:: Provided records

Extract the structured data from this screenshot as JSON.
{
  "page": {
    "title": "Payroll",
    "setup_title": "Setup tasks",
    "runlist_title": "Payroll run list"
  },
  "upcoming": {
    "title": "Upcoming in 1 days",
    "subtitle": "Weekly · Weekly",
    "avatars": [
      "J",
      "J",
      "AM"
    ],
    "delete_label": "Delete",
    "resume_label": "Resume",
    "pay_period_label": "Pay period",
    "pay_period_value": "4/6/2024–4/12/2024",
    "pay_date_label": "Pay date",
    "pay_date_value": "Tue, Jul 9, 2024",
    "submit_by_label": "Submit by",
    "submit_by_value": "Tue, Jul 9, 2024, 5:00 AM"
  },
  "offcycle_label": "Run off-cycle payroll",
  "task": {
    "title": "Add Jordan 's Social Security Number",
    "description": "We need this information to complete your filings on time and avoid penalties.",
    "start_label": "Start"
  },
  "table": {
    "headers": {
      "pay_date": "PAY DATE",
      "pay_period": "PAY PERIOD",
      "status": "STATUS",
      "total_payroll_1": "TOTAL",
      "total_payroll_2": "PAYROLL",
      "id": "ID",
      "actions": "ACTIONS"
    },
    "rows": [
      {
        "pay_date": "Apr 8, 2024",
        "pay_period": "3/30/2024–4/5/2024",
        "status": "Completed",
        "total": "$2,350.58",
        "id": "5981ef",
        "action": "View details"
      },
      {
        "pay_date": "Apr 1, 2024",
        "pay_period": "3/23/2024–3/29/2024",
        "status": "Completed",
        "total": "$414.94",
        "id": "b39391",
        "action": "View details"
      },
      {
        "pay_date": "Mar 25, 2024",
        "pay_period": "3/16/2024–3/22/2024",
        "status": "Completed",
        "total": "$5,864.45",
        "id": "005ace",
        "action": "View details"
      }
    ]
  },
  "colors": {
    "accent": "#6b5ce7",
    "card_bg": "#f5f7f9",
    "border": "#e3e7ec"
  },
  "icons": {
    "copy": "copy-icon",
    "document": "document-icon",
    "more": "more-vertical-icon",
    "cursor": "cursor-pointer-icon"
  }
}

::::

* _Given request_
Return all of the data word for word.

* _Correct output_
Extract the structured data from this screenshot as JSON.
{
  "page": {
    "title": "Payroll",
    "setup_title": "Setup tasks",
    "runlist_title": "Payroll run list"
  },
  "upcoming": {
    "title": "Upcoming in 1 days",
    "subtitle": "Weekly · Weekly",
    "avatars": [
      "J",
      "J",
      "AM"
    ],
    "delete_label": "Delete",
    "resume_label": "Resume",
    "pay_period_label": "Pay period",
    "pay_period_value": "4/6/2024–4/12/2024",
    "pay_date_label": "Pay date",
    "pay_date_value": "Tue, Jul 9, 2024",
    "submit_by_label": "Submit by",
    "submit_by_value": "Tue, Jul 9, 2024, 5:00 AM"
  },
  "offcycle_label": "Run off-cycle payroll",
  "task": {
    "title": "Add Jordan 's Social Security Number",
    "description": "We need this information to complete your filings on time and avoid penalties.",
    "start_label": "Start"
  },
  "table": {
    "headers": {
      "pay_date": "PAY DATE",
      "pay_period": "PAY PERIOD",
      "status": "STATUS",
      "total_payroll_1": "TOTAL",
      "total_payroll_2": "PAYROLL",
      "id": "ID",
      "actions": "ACTIONS"
    },
    "rows": [
      {
        "pay_date": "Apr 8, 2024",
        "pay_period": "3/30/2024–4/5/2024",
        "status": "Completed",
        "total": "$2,350.58",
        "id": "5981ef",
        "action": "View details"
      },
      {
        "pay_date": "Apr 1, 2024",
        "pay_period": "3/23/2024–3/29/2024",
        "status": "Completed",
        "total": "$414.94",
        "id": "b39391",
        "action": "View details"
      },
      {
        "pay_date": "Mar 25, 2024",
        "pay_period": "3/16/2024–3/22/2024",
        "status": "Completed",
        "total": "$5,864.45",
        "id": "005ace",
        "action": "View details"
      }
    ]
  },
  "colors": {
    "accent": "#6b5ce7",
    "card_bg": "#f5f7f9",
    "border": "#e3e7ec"
  },
  "icons": {
    "copy": "copy-icon",
    "document": "document-icon",
    "more": "more-vertical-icon",
    "cursor": "cursor-pointer-icon"
  }
}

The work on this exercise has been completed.